EXERCISE TASK — Look through the material below. Copy every line with the string "this" in it.

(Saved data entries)
================================

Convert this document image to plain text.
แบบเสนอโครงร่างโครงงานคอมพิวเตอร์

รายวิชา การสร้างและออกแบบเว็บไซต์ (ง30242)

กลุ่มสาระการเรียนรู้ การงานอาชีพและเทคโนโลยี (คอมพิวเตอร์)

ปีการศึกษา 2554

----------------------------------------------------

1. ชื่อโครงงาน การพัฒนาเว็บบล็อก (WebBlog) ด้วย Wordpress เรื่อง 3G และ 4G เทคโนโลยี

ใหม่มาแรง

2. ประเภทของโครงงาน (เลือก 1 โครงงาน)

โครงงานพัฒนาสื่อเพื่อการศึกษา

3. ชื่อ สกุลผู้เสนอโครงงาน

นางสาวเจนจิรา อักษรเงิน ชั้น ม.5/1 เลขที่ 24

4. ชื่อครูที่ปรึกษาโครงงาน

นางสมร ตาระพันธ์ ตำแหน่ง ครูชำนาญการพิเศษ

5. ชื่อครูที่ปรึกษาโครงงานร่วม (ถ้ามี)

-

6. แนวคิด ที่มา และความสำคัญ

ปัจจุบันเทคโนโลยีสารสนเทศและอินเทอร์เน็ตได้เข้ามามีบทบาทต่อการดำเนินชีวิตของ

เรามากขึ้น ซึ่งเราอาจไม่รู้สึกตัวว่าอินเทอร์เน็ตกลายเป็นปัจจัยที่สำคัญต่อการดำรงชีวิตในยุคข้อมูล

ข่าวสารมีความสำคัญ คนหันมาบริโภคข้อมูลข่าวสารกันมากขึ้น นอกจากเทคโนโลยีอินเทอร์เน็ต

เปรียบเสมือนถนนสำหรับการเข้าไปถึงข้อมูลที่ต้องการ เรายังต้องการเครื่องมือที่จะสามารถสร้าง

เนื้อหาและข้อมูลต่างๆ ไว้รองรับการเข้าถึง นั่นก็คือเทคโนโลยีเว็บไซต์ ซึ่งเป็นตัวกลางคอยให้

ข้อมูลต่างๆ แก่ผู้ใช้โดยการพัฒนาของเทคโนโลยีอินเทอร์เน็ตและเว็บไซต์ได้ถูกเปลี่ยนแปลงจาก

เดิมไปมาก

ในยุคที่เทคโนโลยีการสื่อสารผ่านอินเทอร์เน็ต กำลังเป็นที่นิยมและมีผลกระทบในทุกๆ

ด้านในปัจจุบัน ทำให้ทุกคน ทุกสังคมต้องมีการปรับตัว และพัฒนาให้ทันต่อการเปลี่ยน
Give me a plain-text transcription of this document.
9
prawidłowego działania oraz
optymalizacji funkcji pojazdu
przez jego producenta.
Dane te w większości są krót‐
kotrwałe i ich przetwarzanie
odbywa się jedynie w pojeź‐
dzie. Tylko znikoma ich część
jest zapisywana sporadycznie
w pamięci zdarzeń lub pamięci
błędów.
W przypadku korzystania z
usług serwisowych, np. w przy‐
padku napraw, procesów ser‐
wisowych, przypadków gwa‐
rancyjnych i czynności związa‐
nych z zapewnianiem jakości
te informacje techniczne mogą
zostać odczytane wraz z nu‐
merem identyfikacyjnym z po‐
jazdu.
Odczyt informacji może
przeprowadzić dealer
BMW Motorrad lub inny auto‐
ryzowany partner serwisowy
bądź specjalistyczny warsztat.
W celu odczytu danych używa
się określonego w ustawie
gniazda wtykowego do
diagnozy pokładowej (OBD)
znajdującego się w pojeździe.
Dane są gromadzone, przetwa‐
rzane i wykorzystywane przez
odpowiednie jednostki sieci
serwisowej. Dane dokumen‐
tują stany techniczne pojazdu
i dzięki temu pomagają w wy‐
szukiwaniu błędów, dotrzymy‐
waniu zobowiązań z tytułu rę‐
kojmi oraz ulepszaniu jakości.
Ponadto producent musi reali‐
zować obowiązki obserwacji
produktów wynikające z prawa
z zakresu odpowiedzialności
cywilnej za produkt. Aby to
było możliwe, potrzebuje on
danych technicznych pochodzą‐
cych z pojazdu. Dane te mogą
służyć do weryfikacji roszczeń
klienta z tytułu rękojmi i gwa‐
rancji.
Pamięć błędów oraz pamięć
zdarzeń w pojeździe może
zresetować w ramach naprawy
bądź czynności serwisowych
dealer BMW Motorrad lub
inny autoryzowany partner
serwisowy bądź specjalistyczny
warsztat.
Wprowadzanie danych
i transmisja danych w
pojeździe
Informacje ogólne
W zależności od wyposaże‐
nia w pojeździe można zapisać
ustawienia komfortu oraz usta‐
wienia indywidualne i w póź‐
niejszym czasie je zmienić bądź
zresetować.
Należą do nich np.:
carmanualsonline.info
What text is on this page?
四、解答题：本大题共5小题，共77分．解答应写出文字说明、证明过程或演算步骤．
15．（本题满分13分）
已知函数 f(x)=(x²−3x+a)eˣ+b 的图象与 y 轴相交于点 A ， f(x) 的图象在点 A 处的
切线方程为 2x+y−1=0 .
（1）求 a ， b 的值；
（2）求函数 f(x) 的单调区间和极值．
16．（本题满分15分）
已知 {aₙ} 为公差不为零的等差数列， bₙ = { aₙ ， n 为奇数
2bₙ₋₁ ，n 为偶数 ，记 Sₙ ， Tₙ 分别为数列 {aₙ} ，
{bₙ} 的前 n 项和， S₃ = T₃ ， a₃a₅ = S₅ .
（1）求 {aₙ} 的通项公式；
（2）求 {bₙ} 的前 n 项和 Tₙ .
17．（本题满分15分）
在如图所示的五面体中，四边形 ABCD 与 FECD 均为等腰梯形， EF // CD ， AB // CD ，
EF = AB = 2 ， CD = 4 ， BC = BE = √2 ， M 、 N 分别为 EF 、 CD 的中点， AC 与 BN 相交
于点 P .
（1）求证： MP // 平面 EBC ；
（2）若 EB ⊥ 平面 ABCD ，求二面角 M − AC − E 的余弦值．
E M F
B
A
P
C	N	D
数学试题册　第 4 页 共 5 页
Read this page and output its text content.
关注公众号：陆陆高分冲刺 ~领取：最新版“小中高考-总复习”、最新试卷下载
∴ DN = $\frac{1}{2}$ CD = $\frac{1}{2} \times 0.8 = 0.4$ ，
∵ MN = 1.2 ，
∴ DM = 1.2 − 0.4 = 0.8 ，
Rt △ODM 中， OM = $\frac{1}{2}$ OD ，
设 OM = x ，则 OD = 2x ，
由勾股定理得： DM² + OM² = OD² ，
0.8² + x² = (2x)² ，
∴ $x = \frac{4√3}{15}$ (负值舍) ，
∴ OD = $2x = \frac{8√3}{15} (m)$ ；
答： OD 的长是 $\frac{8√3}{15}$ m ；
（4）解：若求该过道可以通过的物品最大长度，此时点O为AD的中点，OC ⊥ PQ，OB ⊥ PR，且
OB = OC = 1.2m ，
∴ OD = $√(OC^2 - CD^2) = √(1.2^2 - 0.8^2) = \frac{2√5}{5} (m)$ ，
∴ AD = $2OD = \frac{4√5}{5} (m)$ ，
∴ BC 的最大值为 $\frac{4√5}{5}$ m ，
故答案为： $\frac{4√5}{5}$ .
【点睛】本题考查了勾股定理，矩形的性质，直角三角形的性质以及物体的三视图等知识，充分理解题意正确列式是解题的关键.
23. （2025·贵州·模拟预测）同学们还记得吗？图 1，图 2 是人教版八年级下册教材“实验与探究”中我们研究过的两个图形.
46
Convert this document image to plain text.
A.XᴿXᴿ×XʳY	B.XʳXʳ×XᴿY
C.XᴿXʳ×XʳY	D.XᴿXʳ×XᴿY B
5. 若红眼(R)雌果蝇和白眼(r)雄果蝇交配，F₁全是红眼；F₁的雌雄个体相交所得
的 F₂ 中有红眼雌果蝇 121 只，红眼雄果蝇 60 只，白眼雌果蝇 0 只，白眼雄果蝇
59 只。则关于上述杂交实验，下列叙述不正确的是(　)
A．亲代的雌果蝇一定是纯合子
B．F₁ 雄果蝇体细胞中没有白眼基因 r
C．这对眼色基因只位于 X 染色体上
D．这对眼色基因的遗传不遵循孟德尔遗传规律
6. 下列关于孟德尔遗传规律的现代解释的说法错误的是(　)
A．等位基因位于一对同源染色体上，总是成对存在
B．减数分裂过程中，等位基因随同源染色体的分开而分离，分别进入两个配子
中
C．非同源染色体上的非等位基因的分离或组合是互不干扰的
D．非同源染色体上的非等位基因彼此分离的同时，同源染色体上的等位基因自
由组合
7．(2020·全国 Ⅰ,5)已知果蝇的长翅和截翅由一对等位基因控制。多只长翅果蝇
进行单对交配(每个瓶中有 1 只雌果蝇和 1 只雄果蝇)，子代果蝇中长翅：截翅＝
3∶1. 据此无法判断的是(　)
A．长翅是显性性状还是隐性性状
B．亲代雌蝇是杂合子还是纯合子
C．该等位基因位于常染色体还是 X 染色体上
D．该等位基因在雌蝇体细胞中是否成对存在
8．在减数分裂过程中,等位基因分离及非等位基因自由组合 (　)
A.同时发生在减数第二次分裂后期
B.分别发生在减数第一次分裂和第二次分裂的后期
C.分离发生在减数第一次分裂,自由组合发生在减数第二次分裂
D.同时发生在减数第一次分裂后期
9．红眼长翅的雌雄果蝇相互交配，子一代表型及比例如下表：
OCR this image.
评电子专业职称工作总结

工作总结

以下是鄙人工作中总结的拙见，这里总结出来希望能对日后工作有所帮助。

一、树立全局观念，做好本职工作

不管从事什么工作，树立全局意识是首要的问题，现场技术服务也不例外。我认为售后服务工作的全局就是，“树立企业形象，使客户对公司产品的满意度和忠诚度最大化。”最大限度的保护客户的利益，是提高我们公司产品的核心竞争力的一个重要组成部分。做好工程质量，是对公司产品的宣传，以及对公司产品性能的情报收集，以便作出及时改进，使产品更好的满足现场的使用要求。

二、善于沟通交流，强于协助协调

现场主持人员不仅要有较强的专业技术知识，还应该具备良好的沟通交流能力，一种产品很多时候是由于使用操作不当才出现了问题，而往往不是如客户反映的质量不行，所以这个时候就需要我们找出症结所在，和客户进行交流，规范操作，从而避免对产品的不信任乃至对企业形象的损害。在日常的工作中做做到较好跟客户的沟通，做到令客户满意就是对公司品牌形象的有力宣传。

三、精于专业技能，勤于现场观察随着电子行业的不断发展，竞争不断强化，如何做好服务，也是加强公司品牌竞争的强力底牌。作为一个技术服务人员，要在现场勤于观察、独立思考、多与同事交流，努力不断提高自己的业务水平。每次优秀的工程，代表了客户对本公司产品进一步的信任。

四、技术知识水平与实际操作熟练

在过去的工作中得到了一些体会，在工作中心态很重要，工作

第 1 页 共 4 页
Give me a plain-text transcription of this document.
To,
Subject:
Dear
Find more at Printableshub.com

================================

CORRECT ANSWER —
Convert this document image to plain text.
Give me a plain-text transcription of this document.
What text is on this page?
Read this page and output its text content.
Convert this document image to plain text.
OCR this image.
Give me a plain-text transcription of this document.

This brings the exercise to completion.